__TASK GOAL__. Copy each line below that includes "BoutiqueOS".

==============================

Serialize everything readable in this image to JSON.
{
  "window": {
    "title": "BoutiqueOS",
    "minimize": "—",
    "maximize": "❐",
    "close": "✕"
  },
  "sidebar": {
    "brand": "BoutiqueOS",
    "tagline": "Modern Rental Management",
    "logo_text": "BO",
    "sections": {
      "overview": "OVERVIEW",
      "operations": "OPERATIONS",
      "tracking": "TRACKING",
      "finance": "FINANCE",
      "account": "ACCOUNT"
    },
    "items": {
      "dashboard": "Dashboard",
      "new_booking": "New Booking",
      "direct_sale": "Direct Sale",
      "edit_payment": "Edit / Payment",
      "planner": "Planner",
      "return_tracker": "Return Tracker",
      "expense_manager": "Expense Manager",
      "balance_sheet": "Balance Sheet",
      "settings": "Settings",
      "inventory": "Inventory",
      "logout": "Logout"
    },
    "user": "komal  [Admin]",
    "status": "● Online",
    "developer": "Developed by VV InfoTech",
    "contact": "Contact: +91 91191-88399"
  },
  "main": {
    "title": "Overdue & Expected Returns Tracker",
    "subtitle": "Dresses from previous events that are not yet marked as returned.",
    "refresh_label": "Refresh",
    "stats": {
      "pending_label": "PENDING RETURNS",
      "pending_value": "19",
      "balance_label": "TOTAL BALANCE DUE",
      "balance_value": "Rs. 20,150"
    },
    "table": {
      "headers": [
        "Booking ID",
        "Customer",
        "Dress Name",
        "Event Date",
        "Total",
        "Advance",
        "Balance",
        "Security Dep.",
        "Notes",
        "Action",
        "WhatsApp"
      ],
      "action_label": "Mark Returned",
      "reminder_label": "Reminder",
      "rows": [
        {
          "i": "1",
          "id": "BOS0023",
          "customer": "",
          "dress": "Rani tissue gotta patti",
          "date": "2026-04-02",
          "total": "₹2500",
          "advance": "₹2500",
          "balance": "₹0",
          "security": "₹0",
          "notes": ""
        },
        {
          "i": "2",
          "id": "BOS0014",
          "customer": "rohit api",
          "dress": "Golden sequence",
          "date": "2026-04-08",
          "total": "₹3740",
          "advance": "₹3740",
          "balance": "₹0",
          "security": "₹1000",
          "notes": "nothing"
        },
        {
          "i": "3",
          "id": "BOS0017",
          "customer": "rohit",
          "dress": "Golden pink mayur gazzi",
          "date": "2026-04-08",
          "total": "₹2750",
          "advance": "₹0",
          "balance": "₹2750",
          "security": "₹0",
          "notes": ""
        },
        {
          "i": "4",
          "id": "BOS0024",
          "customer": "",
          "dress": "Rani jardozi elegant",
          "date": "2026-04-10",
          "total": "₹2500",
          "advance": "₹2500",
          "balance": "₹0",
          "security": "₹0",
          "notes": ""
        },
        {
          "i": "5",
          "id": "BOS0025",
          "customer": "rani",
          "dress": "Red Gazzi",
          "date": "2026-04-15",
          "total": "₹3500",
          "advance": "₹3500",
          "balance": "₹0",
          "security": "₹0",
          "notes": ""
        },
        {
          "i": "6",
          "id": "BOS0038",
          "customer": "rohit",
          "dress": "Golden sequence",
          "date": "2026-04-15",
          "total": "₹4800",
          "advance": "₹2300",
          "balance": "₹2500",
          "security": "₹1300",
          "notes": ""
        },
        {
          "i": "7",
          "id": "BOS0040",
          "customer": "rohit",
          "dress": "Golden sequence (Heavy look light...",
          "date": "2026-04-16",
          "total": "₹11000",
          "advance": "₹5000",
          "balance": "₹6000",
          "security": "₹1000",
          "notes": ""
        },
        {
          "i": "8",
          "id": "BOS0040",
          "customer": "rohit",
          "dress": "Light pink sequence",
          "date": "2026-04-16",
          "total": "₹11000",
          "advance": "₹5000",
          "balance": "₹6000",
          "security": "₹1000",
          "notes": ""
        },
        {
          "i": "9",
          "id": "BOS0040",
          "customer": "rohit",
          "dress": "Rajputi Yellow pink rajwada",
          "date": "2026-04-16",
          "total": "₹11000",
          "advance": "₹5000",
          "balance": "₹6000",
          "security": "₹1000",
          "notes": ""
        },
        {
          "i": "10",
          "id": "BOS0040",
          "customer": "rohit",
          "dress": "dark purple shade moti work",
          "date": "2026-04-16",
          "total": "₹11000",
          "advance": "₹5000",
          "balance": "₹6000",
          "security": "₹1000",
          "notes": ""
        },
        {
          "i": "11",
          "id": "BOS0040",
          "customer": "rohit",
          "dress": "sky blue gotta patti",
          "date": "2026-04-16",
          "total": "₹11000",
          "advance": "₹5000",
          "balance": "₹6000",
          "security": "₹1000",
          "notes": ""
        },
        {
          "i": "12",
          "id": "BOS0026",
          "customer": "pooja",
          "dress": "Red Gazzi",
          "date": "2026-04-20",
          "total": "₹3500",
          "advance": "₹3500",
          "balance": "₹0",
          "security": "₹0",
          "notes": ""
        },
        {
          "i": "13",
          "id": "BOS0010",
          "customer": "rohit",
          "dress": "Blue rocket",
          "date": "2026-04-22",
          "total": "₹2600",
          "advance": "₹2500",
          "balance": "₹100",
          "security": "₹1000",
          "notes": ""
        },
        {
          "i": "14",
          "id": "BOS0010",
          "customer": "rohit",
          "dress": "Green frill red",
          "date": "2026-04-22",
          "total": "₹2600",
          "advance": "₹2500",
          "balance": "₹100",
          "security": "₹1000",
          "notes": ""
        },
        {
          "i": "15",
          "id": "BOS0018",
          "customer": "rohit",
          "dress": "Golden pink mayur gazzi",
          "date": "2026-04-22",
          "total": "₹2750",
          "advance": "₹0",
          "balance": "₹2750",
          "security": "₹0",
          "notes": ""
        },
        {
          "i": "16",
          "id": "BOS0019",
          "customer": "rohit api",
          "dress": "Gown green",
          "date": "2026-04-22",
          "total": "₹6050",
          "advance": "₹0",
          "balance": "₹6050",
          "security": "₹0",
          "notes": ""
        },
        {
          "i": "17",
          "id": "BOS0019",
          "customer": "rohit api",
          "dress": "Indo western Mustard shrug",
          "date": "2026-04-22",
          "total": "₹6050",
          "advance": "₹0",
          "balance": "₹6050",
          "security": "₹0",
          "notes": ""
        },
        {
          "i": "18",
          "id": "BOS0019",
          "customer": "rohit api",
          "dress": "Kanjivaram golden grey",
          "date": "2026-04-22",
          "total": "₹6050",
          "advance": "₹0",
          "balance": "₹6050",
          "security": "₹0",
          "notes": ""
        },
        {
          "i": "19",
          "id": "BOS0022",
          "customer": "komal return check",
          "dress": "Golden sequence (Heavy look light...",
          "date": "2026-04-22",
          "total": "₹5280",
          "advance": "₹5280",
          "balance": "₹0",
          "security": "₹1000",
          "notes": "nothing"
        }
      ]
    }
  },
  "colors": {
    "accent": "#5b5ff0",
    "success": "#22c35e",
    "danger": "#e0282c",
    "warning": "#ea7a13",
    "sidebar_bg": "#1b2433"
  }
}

==============================

__SOLUTION TO THE EXERCISE__.
    "title": "BoutiqueOS",
    "brand": "BoutiqueOS",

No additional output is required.